What is being asked.
Collect all lines containing the word "plantes" from the data.

Data excerpts.
----

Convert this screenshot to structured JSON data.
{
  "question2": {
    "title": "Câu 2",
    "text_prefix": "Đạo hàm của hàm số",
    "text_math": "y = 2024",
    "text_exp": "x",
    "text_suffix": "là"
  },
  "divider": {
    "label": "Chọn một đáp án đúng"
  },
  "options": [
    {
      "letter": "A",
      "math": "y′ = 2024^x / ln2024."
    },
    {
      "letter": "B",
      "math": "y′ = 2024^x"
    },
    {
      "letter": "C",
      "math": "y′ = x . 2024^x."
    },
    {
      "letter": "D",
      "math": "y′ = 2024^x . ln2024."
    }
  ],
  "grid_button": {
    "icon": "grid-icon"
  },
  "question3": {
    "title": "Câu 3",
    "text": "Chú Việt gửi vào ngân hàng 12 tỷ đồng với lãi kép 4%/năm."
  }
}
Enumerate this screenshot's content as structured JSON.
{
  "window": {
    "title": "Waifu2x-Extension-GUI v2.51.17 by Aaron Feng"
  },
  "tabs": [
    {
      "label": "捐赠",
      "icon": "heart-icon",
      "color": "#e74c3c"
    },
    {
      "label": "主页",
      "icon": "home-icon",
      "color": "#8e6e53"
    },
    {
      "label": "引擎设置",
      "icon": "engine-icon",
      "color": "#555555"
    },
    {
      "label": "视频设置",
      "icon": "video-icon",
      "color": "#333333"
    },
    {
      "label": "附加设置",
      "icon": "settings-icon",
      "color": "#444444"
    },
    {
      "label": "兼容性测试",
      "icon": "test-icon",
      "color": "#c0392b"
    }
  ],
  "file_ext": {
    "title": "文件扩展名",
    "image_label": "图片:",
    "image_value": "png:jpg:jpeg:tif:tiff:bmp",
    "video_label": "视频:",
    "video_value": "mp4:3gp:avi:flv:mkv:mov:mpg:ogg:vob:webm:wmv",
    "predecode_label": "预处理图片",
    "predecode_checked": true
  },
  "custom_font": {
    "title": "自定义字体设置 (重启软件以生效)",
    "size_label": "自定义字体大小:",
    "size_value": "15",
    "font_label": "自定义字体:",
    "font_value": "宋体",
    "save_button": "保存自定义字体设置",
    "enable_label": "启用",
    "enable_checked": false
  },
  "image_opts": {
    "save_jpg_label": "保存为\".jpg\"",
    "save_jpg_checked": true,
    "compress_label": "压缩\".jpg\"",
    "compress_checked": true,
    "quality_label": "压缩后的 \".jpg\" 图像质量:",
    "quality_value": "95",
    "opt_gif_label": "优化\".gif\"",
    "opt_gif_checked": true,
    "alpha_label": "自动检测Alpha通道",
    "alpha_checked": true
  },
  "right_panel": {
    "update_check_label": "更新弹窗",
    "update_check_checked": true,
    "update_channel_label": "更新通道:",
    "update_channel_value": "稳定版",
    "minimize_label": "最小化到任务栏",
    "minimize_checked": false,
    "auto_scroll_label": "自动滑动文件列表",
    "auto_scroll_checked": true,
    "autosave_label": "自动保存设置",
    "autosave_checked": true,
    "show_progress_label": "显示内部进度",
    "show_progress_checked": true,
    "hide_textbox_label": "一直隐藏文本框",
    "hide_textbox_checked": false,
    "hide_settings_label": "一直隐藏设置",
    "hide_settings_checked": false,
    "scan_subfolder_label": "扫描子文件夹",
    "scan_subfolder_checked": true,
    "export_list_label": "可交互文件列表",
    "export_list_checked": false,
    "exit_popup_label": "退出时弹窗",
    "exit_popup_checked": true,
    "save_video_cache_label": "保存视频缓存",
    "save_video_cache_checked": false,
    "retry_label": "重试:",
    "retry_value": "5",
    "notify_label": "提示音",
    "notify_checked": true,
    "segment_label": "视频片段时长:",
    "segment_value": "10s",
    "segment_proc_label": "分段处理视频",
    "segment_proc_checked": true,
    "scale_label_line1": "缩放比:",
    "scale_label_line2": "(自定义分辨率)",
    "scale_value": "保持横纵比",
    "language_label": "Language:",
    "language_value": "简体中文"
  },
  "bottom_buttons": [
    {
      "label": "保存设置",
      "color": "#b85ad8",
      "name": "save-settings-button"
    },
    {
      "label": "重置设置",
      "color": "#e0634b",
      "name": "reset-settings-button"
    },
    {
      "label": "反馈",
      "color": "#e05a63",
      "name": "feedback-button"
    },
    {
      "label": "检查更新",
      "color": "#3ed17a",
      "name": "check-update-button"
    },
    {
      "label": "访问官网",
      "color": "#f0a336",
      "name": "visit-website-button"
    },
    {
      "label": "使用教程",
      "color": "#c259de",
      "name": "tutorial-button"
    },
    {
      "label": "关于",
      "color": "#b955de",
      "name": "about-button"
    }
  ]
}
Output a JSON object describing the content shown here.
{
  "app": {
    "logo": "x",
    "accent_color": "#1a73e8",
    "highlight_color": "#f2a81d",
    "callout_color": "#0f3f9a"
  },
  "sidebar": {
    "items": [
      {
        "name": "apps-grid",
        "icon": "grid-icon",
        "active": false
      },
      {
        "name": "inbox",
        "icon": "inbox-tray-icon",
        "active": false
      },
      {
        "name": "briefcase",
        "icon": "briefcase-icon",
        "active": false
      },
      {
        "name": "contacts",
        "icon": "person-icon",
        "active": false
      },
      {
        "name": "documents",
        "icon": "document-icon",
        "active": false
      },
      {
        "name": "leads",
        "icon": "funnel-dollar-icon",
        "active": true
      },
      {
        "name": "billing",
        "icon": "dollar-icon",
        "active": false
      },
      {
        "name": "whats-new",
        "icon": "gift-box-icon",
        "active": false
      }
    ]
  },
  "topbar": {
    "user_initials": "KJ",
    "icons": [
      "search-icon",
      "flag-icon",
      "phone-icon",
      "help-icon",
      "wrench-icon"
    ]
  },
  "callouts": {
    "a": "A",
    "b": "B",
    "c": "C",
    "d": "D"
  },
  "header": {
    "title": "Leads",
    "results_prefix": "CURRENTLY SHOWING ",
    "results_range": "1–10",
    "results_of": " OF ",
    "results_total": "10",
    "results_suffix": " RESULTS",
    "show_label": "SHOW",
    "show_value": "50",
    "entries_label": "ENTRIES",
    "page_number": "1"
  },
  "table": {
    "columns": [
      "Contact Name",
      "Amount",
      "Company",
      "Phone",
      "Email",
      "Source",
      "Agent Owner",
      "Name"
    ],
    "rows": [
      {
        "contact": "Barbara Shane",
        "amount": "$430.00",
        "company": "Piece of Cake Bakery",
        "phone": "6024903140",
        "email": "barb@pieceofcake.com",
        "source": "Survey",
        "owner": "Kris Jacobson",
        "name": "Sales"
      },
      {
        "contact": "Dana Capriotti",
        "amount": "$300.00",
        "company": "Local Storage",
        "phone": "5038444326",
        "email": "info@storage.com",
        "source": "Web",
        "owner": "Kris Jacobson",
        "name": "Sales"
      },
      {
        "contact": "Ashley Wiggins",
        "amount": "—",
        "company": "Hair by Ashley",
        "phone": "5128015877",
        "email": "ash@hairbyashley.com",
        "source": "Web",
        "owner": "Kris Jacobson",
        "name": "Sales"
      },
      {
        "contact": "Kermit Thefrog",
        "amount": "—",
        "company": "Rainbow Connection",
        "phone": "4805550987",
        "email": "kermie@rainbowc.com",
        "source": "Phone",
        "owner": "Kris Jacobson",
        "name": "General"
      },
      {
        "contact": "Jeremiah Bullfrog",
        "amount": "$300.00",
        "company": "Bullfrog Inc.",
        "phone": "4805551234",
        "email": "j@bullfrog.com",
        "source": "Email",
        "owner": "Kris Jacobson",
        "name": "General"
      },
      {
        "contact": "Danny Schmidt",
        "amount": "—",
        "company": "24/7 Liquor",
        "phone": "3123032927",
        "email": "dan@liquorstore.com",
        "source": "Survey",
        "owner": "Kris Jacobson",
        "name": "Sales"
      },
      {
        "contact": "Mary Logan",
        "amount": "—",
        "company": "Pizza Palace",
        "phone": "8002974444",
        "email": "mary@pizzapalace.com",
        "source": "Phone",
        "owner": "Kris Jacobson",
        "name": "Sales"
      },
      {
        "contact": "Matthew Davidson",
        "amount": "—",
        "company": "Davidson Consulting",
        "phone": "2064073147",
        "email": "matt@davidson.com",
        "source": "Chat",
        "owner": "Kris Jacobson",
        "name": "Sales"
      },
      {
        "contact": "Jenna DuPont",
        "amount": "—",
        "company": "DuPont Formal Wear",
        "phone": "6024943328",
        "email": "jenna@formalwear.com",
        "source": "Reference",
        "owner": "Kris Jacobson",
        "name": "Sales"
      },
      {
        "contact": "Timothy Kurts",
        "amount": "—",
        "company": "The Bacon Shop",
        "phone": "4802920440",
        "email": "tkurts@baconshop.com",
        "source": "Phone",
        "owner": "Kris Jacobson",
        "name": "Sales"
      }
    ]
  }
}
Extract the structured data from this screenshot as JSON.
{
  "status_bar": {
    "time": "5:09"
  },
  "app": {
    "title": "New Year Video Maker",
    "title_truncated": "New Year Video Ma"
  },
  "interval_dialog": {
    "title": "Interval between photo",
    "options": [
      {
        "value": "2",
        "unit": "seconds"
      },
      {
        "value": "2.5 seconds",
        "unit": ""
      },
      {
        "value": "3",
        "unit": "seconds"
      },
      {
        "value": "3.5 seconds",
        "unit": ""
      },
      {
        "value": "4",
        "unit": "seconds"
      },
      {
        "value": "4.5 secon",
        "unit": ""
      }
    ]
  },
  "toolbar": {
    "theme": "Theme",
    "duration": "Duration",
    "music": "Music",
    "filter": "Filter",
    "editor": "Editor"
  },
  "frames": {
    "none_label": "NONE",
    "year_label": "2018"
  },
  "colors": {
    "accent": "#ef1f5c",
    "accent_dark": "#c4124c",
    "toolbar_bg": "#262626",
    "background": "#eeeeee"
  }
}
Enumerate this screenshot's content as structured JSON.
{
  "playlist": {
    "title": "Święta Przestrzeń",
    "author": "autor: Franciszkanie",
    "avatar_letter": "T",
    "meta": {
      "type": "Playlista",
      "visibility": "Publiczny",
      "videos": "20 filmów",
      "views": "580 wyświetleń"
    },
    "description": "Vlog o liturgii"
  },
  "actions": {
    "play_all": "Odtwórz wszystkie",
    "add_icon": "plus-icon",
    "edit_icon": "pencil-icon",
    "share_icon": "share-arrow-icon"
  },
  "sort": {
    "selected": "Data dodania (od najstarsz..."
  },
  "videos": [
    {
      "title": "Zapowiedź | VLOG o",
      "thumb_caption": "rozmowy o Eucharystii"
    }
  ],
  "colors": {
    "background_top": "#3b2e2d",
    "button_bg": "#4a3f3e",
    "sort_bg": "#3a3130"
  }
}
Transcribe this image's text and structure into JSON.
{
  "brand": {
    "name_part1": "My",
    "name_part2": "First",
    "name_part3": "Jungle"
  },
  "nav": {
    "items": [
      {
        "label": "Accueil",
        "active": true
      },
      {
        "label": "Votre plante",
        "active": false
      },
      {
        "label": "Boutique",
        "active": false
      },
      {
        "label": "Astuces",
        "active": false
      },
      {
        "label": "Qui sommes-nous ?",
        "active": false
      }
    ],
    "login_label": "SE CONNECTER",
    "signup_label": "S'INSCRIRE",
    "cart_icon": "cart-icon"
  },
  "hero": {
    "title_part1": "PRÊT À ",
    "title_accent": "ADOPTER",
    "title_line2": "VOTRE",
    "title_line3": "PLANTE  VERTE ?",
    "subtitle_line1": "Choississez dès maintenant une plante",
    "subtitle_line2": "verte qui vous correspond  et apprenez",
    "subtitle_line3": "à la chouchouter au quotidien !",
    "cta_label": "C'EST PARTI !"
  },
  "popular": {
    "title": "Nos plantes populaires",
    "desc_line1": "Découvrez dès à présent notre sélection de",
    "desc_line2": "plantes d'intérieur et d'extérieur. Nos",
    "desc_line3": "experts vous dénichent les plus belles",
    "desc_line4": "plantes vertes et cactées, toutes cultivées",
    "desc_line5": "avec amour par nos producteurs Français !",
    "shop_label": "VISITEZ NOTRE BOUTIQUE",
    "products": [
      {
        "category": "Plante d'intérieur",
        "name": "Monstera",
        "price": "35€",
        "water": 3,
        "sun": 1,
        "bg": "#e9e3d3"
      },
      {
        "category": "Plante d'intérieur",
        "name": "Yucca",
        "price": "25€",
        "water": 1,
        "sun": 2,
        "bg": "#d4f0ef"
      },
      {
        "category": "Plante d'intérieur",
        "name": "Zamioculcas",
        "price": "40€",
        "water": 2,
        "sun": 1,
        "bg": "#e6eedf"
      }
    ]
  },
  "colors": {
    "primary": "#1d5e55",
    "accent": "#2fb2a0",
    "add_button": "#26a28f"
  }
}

----

Completed task.
    "title": "Nos plantes populaires",
    "desc_line2": "plantes d'intérieur et d'extérieur. Nos",
    "desc_line4": "plantes vertes et cactées, toutes cultivées",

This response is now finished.